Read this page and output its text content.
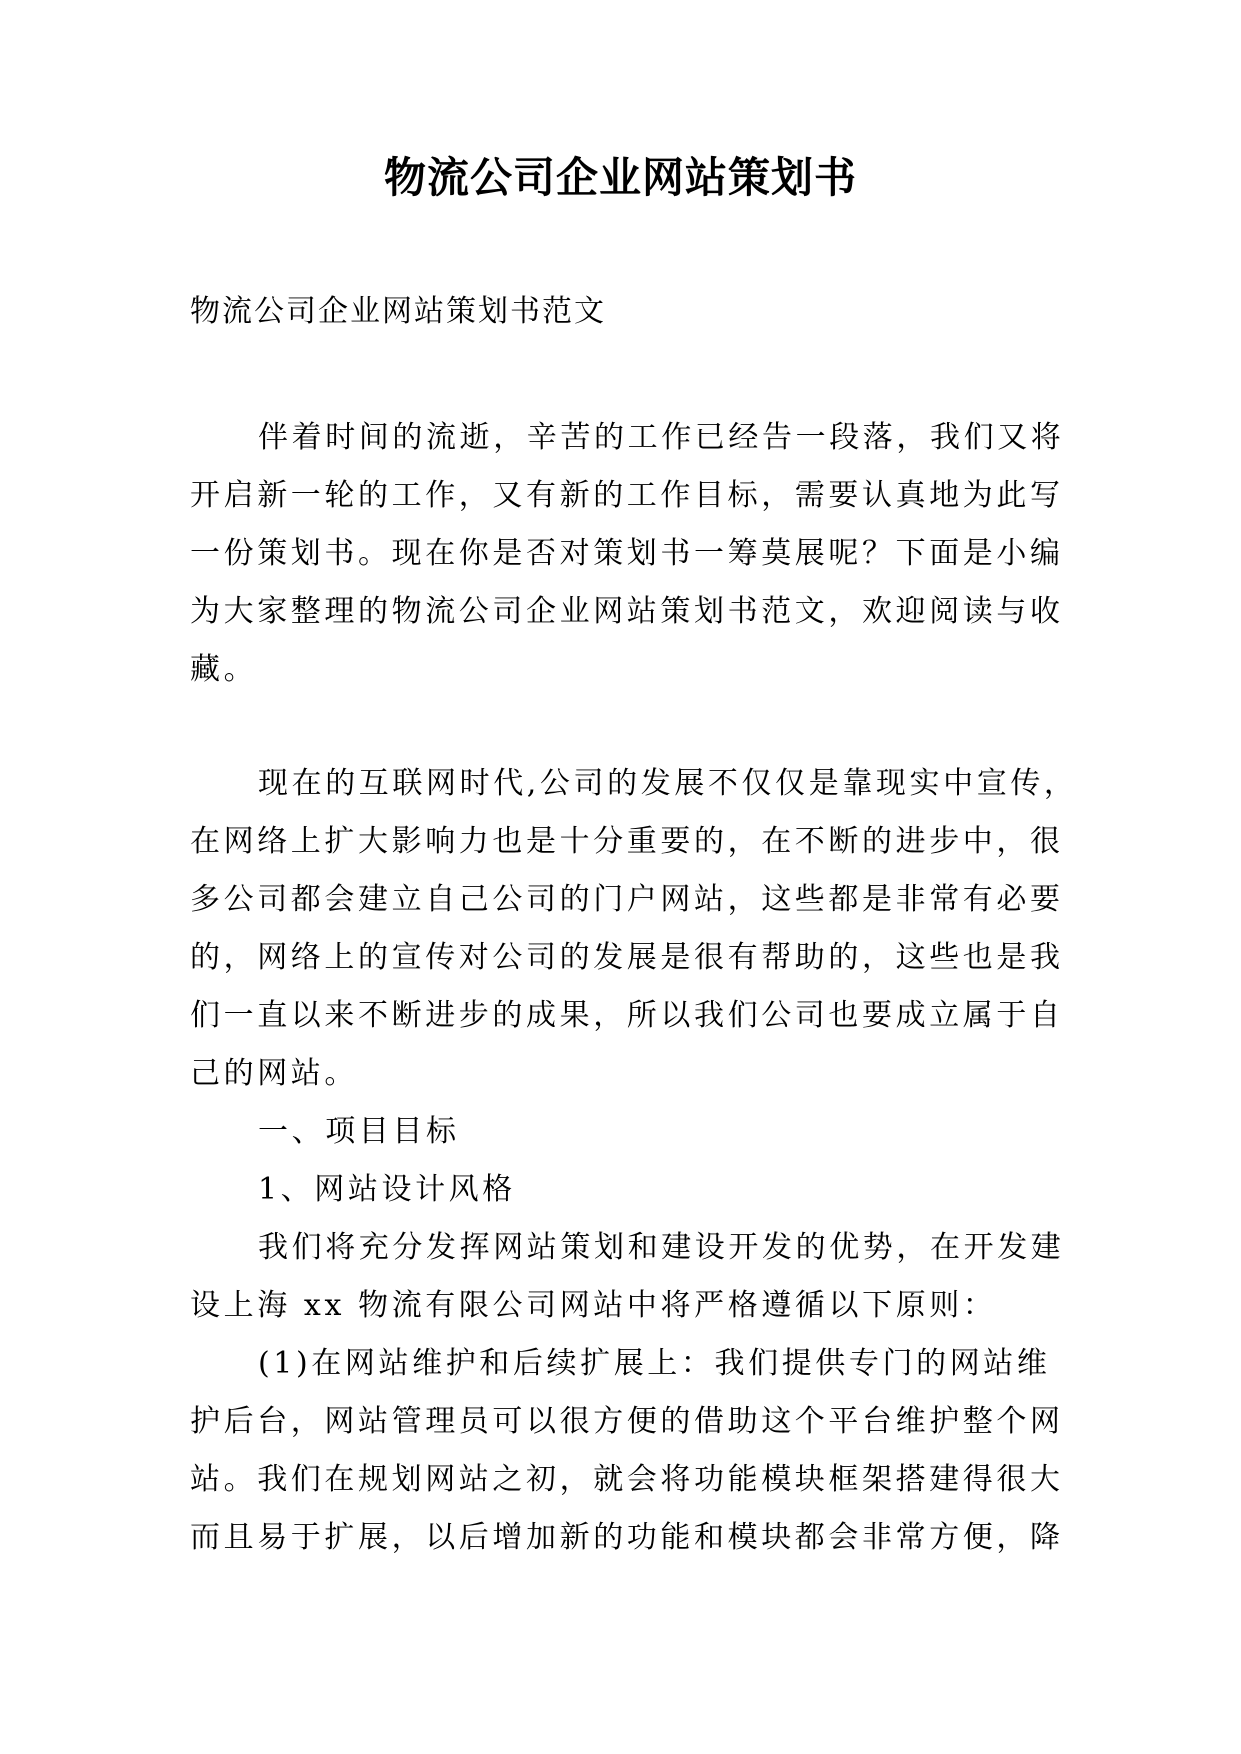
物流公司企业网站策划书
物流公司企业网站策划书范文
伴着时间的流逝，辛苦的工作已经告一段落，我们又将
开启新一轮的工作，又有新的工作目标，需要认真地为此写
一份策划书。现在你是否对策划书一筹莫展呢？下面是小编
为大家整理的物流公司企业网站策划书范文，欢迎阅读与收
藏。
现在的互联网时代,公司的发展不仅仅是靠现实中宣传，
在网络上扩大影响力也是十分重要的，在不断的进步中，很
多公司都会建立自己公司的门户网站，这些都是非常有必要
的，网络上的宣传对公司的发展是很有帮助的，这些也是我
们一直以来不断进步的成果，所以我们公司也要成立属于自
己的网站。
一、项目目标
1、网站设计风格
我们将充分发挥网站策划和建设开发的优势，在开发建
设上海 xx 物流有限公司网站中将严格遵循以下原则：
(1)在网站维护和后续扩展上：我们提供专门的网站维
护后台，网站管理员可以很方便的借助这个平台维护整个网
站。我们在规划网站之初，就会将功能模块框架搭建得很大
而且易于扩展，以后增加新的功能和模块都会非常方便，降
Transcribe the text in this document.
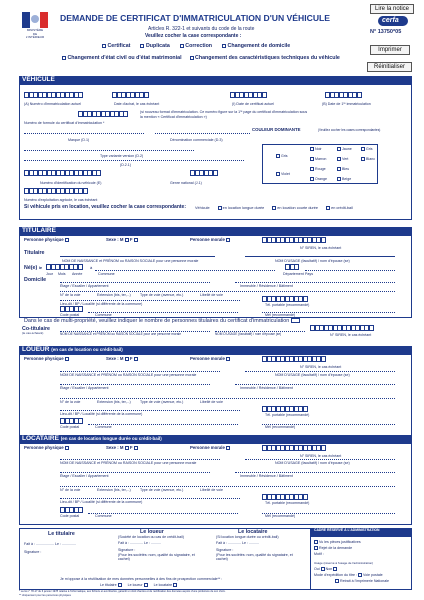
MINISTÈRE
DE
L'INTÉRIEUR
DEMANDE DE CERTIFICAT D'IMMATRICULATION D'UN VÉHICULE
Articles R. 322-1 et suivants du code de la route
Veuillez cocher la case correspondante :
Lire la notice
cerfa
N° 13750*05
Imprimer
Réinitialiser
Certificat	Duplicata	Correction	Changement de domicile
Changement d'état civil ou d'état matrimonial	Changement des caractéristiques techniques du véhicule
VÉHICULE
(A) Numéro d'immatriculation actuel	Date d'achat, le cas échéant	(I) Date de certificat actuel	(B) Date de 1ʳᵉ immatriculation
Numéro de formule du certificat d'immatriculation *
(si nouveau format d'immatriculation. Ce numéro figure sur la 1ʳᵉ page du certificat d'immatriculation sous la mention « Certificat d'immatriculation »)
Marque (D.1)	Dénomination commerciale (D.3)
COULEUR DOMINANTE	(Veuillez cocher les cases correspondantes)
Gris
Violet
Noir
Marron
Rouge
Orange
Jaune
Vert
Bleu
Beige
Gris
Blanc
Type variante version (D.2)
(D.2.1)
Numéro d'identification du véhicule (E)	Genre national (J.1)
Numéro d'exploitation agricole, le cas échéant
Si véhicule pris en location, veuillez cocher la case correspondante: Véhicule	en location longue durée	en location courte durée	en crédit-bail
TITULAIRE
Personne physique	Sexe : M F	Personne morale
N° SIREN, le cas échéant
Titulaire
NOM DE NAISSANCE et PRÉNOM ou RAISON SOCIALE pour une personne morale	NOM D'USAGE (facultatif) / nom d'épouse (se)
Né(e) le	à
Jour Mois Année	Commune	Département Pays
Domicile
Étage / Escalier / Appartement	Immeuble / Résidence / Bâtiment
N° de la voie	Extension (bis, ter,...)	Type de voie (avenue, etc.)	Libellé de voie
Lieu-dit / BP / Localité (si différente de la commune)	Tél. portable (recommandé)
Code postal	Commune	Mél (recommandé)
Dans le cas de multi-propriété, veuillez indiquer le nombre de personnes titulaires du certificat d'immatriculation
Co-titulaire
(le cas échéant)	NOM DE NAISSANCE et PRÉNOM ou RAISON SOCIALE pour une personne morale	NOM D'USAGE (facultatif) / nom d'épouse (se)	N° SIREN, le cas échéant
LOUEUR (en cas de location ou crédit-bail)
Personne physique	Sexe : M F	Personne morale
N° SIREN, le cas échéant
NOM DE NAISSANCE et PRÉNOM ou RAISON SOCIALE pour une personne morale	NOM D'USAGE (facultatif) / nom d'épouse (se)
Étage / Escalier / Appartement	Immeuble / Résidence / Bâtiment
N° de la voie	Extension (bis, ter,...)	Type de voie (avenue, etc.)	Libellé de voie
Lieu-dit / BP / Localité (si différente de la commune)	Tél. portable (recommandé)
Code postal	Commune	Mél (recommandé)
LOCATAIRE (en cas de location longue durée ou crédit-bail)
Personne physique	Sexe : M F	Personne morale
N° SIREN, le cas échéant
NOM DE NAISSANCE et PRÉNOM ou RAISON SOCIALE pour une personne morale	NOM D'USAGE (facultatif) / nom d'épouse (se)
Étage / Escalier / Appartement	Immeuble / Résidence / Bâtiment
N° de la voie	Extension (bis, ter,...)	Type de voie (avenue, etc.)	Libellé de voie
Lieu-dit / BP / Localité (si différente de la commune)	Tél. portable (recommandé)
Code postal	Commune	Mél (recommandé)
Le titulaire
Fait à : .................. Le : ..............
Signature :
Le loueur
(Société de location ou cas de crédit-bail)
Fait à : ............. Le : ..........
Signature :
(Pour les sociétés: nom, qualité du signataire, et cachet)
Le locataire
(Si location longue durée ou crédit-bail)
Fait à : ............. Le : ..........
Signature :
(Pour les sociétés: nom, qualité du signataire, et cachet)
CADRE RÉSERVÉ À L'ADMINISTRATION
Vu les pièces justificatives
Rejet de la demande
Motif :
Usage (réservé à l'usage de l'administration)
Oui Non
Mode d'expédition du titre : Voie postale
Retrait à l'imprimerie Nationale
Je m'oppose à la réutilisation de mes données personnelles à des fins de prospection commerciale** :
Le titulaire	Le loueur	Le locataire
* La loi n° 78-17 du 6 janvier 1978 relative à l'informatique, aux fichiers et aux libertés, garantit un droit d'accès et de rectification des données auprès d'une préfecture de son choix.
** Uniquement pour les personnes physiques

○ ○ ○ ○ ○

> SHORT TASK
Leave out the pictures and give the rest of the records again exactly.

> ANSWER TO THIS PROBLEM
Read this page and output its text content.
物流公司企业网站策划书
物流公司企业网站策划书范文
伴着时间的流逝，辛苦的工作已经告一段落，我们又将
开启新一轮的工作，又有新的工作目标，需要认真地为此写
一份策划书。现在你是否对策划书一筹莫展呢？下面是小编
为大家整理的物流公司企业网站策划书范文，欢迎阅读与收
藏。
现在的互联网时代,公司的发展不仅仅是靠现实中宣传，
在网络上扩大影响力也是十分重要的，在不断的进步中，很
多公司都会建立自己公司的门户网站，这些都是非常有必要
的，网络上的宣传对公司的发展是很有帮助的，这些也是我
们一直以来不断进步的成果，所以我们公司也要成立属于自
己的网站。
一、项目目标
1、网站设计风格
我们将充分发挥网站策划和建设开发的优势，在开发建
设上海 xx 物流有限公司网站中将严格遵循以下原则：
(1)在网站维护和后续扩展上：我们提供专门的网站维
护后台，网站管理员可以很方便的借助这个平台维护整个网
站。我们在规划网站之初，就会将功能模块框架搭建得很大
而且易于扩展，以后增加新的功能和模块都会非常方便，降
Transcribe the text in this document.
MINISTÈRE
DE
L'INTÉRIEUR
DEMANDE DE CERTIFICAT D'IMMATRICULATION D'UN VÉHICULE
Articles R. 322-1 et suivants du code de la route
Veuillez cocher la case correspondante :
Lire la notice
cerfa
N° 13750*05
Imprimer
Réinitialiser
Certificat	Duplicata	Correction	Changement de domicile
Changement d'état civil ou d'état matrimonial	Changement des caractéristiques techniques du véhicule
VÉHICULE
(A) Numéro d'immatriculation actuel	Date d'achat, le cas échéant	(I) Date de certificat actuel	(B) Date de 1ʳᵉ immatriculation
Numéro de formule du certificat d'immatriculation *
(si nouveau format d'immatriculation. Ce numéro figure sur la 1ʳᵉ page du certificat d'immatriculation sous la mention « Certificat d'immatriculation »)
Marque (D.1)	Dénomination commerciale (D.3)
COULEUR DOMINANTE	(Veuillez cocher les cases correspondantes)
Gris
Violet
Noir
Marron
Rouge
Orange
Jaune
Vert
Bleu
Beige
Gris
Blanc
Type variante version (D.2)
(D.2.1)
Numéro d'identification du véhicule (E)	Genre national (J.1)
Numéro d'exploitation agricole, le cas échéant
Si véhicule pris en location, veuillez cocher la case correspondante: Véhicule	en location longue durée	en location courte durée	en crédit-bail
TITULAIRE
Personne physique	Sexe : M F	Personne morale
N° SIREN, le cas échéant
Titulaire
NOM DE NAISSANCE et PRÉNOM ou RAISON SOCIALE pour une personne morale	NOM D'USAGE (facultatif) / nom d'épouse (se)
Né(e) le	à
Jour Mois Année	Commune	Département Pays
Domicile
Étage / Escalier / Appartement	Immeuble / Résidence / Bâtiment
N° de la voie	Extension (bis, ter,...)	Type de voie (avenue, etc.)	Libellé de voie
Lieu-dit / BP / Localité (si différente de la commune)	Tél. portable (recommandé)
Code postal	Commune	Mél (recommandé)
Dans le cas de multi-propriété, veuillez indiquer le nombre de personnes titulaires du certificat d'immatriculation
Co-titulaire
(le cas échéant)	NOM DE NAISSANCE et PRÉNOM ou RAISON SOCIALE pour une personne morale	NOM D'USAGE (facultatif) / nom d'épouse (se)	N° SIREN, le cas échéant
LOUEUR (en cas de location ou crédit-bail)
Personne physique	Sexe : M F	Personne morale
N° SIREN, le cas échéant
NOM DE NAISSANCE et PRÉNOM ou RAISON SOCIALE pour une personne morale	NOM D'USAGE (facultatif) / nom d'épouse (se)
Étage / Escalier / Appartement	Immeuble / Résidence / Bâtiment
N° de la voie	Extension (bis, ter,...)	Type de voie (avenue, etc.)	Libellé de voie
Lieu-dit / BP / Localité (si différente de la commune)	Tél. portable (recommandé)
Code postal	Commune	Mél (recommandé)
LOCATAIRE (en cas de location longue durée ou crédit-bail)
Personne physique	Sexe : M F	Personne morale
N° SIREN, le cas échéant
NOM DE NAISSANCE et PRÉNOM ou RAISON SOCIALE pour une personne morale	NOM D'USAGE (facultatif) / nom d'épouse (se)
Étage / Escalier / Appartement	Immeuble / Résidence / Bâtiment
N° de la voie	Extension (bis, ter,...)	Type de voie (avenue, etc.)	Libellé de voie
Lieu-dit / BP / Localité (si différente de la commune)	Tél. portable (recommandé)
Code postal	Commune	Mél (recommandé)
Le titulaire
Fait à : .................. Le : ..............
Signature :
Le loueur
(Société de location ou cas de crédit-bail)
Fait à : ............. Le : ..........
Signature :
(Pour les sociétés: nom, qualité du signataire, et cachet)
Le locataire
(Si location longue durée ou crédit-bail)
Fait à : ............. Le : ..........
Signature :
(Pour les sociétés: nom, qualité du signataire, et cachet)
CADRE RÉSERVÉ À L'ADMINISTRATION
Vu les pièces justificatives
Rejet de la demande
Motif :
Usage (réservé à l'usage de l'administration)
Oui Non
Mode d'expédition du titre : Voie postale
Retrait à l'imprimerie Nationale
Je m'oppose à la réutilisation de mes données personnelles à des fins de prospection commerciale** :
Le titulaire	Le loueur	Le locataire
* La loi n° 78-17 du 6 janvier 1978 relative à l'informatique, aux fichiers et aux libertés, garantit un droit d'accès et de rectification des données auprès d'une préfecture de son choix.
** Uniquement pour les personnes physiques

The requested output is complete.